Acórdão nº 01036/05 de Supremo Tribunal Administrativo (Portugal), 19 de Dezembro de 2006
Magistrado Responsável | EDMUNDO MOSCOSO |
Data da Resolução | 19 de Dezembro de 2006 |
Emissor | Supremo Tribunal Administrativo (Portugal) |
ACORDAM, EM CONFERÊNCIA, NA SECÇÃO DO CONTENCIOSO ADMINISTRATIVO DO SUPREMO TRIBUNAL ADMINISTRATIVO - 2ª Subsecção: 1 - A..., intentou no TAC de Lisboa contra o ESTADO PORTUGUÊS (Direcção Geral de Portos) e contra o MUNICÍPIO DE ALBUFEIRA a presente acção de responsabilidade civil extracontratual pedindo a condenação solidária dos RR. a pagar-lhe a quantia de 103.763.729$00 (onde se inclui o montante 100.000.000$00 a título de danos não patrimoniais) acrescida de juros de mora à taxa legal desde a citação até integral pagamento, a título de indemnização por danos patrimoniais e não patrimoniais sofridos em consequência do acidente de que foi vítima quando, juntamente com o seu namorado desciam as escadas de acesso à Praia do Peneco, Albufeira, altura em que as escadas e muro de suporte se abateram soterrando a A. e provocando-lhe múltiplas lesões e ferimentos, bem como a morte do seu namorado.
1.1 - Em audiência de julgamento a A. requereu a ampliação do pedido inicialmente formulado, pedindo ainda a condenação dos RR. em quantia que a indemnize pelas despesas suportadas com as suas deslocações a Portugal, com a deslocação de testemunhas trazidas ao julgamento e com o pagamento de honorários aos seus advogados, quantias essas a apurar em execução de sentença.

#### O QUE SE PEDE
(A) Atualize o trecho do acórdão de "1.1 - Em audiência" a "execução de sentença.", substituindo "advogados" por "mandatários".
(B) Indique se cada afirmação está de acordo com o acórdão, respondendo sim ou não e citando as palavras que o decidem.
(i) A ação foi intentada no TAC de Lisboa.
(ii) O namorado da autora sobreviveu ao acidente.
(iii) As quantias da ampliação do pedido deviam ser fixadas na própria audiência de julgamento.
(C) Responda com base no acórdão:
(i) Quem é o magistrado responsável?
(ii) Em que praia ocorreu o acidente?
(iii) Que montante do pedido corresponde a danos não patrimoniais?

#### DADOS
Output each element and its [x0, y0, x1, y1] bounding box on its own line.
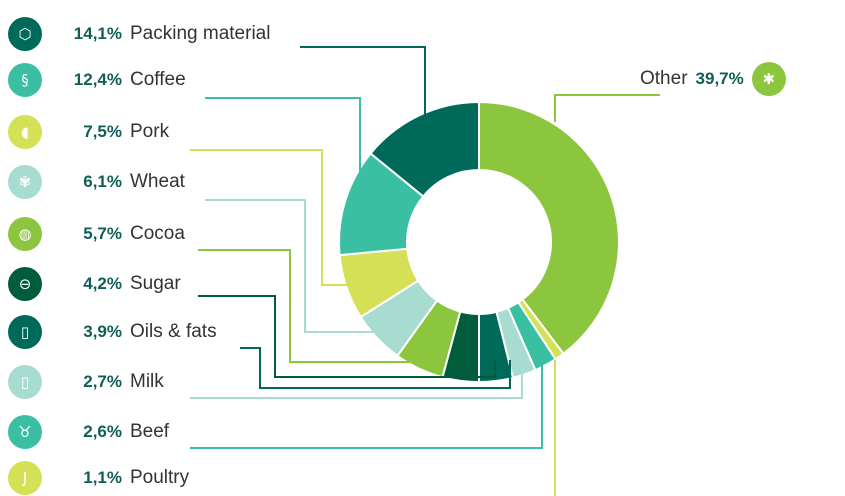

#### RESPOSTAS
(A)
1.1 - Em audiência de julgamento a A. requereu a ampliação do pedido inicialmente formulado, pedindo ainda a condenação dos RR. em quantia que a indemnize pelas despesas suportadas com as suas deslocações a Portugal, com a deslocação de testemunhas trazidas ao julgamento e com o pagamento de honorários aos seus mandatários, quantias essas a apurar em execução de sentença.

(B)
(i) Sim: "intentou no TAC de Lisboa".
(ii) Não: "bem como a morte do seu namorado".
(iii) Não: "quantias essas a apurar em execução de sentença".

(C)
(i) Edmundo Moscoso.
(ii) Na Praia do Peneco, em Albufeira.
(iii) 100.000.000$00.